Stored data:
════
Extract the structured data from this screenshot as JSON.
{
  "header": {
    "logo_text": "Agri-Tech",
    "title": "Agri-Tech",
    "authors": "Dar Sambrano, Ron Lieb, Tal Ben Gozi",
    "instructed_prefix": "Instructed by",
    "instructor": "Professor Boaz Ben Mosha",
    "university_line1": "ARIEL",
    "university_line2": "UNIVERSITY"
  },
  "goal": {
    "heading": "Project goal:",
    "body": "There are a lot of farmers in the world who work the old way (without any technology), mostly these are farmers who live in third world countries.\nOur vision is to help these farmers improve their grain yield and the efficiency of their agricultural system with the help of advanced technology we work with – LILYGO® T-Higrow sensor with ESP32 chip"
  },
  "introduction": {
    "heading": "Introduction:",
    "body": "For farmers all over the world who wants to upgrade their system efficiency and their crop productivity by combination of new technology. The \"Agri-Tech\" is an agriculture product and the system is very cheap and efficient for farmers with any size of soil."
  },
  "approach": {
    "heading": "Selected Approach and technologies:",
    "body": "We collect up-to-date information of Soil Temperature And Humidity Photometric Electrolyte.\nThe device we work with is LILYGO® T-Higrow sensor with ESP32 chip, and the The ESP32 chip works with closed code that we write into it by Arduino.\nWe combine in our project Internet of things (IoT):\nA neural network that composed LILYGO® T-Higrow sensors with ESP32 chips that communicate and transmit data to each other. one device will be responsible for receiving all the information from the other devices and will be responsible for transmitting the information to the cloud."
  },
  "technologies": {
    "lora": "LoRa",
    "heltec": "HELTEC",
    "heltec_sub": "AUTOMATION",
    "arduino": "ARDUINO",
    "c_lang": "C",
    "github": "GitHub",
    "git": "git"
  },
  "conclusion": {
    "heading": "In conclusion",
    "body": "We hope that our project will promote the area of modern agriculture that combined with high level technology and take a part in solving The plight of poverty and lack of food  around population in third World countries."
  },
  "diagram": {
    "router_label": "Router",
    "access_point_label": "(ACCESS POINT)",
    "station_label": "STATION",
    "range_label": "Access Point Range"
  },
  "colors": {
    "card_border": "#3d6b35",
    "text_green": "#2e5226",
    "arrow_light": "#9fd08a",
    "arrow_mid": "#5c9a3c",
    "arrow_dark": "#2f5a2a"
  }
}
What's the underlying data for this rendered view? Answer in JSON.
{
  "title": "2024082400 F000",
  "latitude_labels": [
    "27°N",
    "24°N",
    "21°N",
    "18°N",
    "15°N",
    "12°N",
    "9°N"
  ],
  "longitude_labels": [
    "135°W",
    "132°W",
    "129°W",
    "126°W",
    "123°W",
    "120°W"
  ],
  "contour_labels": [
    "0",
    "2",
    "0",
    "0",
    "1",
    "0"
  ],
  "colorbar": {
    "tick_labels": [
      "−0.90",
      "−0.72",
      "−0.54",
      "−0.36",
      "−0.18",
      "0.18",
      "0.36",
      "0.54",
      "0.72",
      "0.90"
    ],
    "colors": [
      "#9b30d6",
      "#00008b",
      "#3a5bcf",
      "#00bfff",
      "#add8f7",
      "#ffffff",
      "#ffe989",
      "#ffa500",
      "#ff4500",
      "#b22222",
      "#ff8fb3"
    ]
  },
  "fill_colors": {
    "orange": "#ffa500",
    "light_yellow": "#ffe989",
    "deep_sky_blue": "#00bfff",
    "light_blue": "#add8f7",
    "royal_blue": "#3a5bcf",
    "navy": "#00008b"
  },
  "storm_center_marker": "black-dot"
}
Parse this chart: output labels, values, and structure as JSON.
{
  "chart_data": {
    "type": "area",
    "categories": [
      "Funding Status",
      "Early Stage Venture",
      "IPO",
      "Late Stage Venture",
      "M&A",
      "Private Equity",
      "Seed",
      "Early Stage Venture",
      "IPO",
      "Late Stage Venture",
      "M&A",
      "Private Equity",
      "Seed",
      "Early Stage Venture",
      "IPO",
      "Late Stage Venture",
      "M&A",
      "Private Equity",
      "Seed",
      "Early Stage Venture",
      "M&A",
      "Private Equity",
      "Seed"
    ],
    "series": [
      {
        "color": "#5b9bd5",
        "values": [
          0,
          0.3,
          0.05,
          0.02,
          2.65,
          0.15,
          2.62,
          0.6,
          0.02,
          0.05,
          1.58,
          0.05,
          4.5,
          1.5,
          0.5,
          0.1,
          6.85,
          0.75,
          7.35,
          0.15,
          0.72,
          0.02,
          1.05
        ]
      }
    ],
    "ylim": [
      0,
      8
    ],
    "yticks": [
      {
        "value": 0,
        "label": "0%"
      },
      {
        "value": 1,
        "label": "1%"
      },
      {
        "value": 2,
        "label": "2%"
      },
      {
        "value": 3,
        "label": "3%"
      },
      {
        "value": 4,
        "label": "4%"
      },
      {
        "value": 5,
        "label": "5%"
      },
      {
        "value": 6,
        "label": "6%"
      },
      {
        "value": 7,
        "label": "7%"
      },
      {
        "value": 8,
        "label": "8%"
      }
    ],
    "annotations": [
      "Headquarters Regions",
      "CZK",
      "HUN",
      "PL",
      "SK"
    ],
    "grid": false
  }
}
════
▶ Exercise task: Using the listing, collect all lines in which the string "will" is found.

▶ Output below:
    "body": "We collect up-to-date information of Soil Temperature And Humidity Photometric Electrolyte.\nThe device we work with is LILYGO® T-Higrow sensor with ESP32 chip, and the The ESP32 chip works with closed code that we write into it by Arduino.\nWe combine in our project Internet of things (IoT):\nA neural network that composed LILYGO® T-Higrow sensors with ESP32 chips that communicate and transmit data to each other. one device will be responsible for receiving all the information from the other devices and will be responsible for transmitting the information to the cloud."
    "body": "We hope that our project will promote the area of modern agriculture that combined with high level technology and take a part in solving The plight of poverty and lack of food  around population in third World countries."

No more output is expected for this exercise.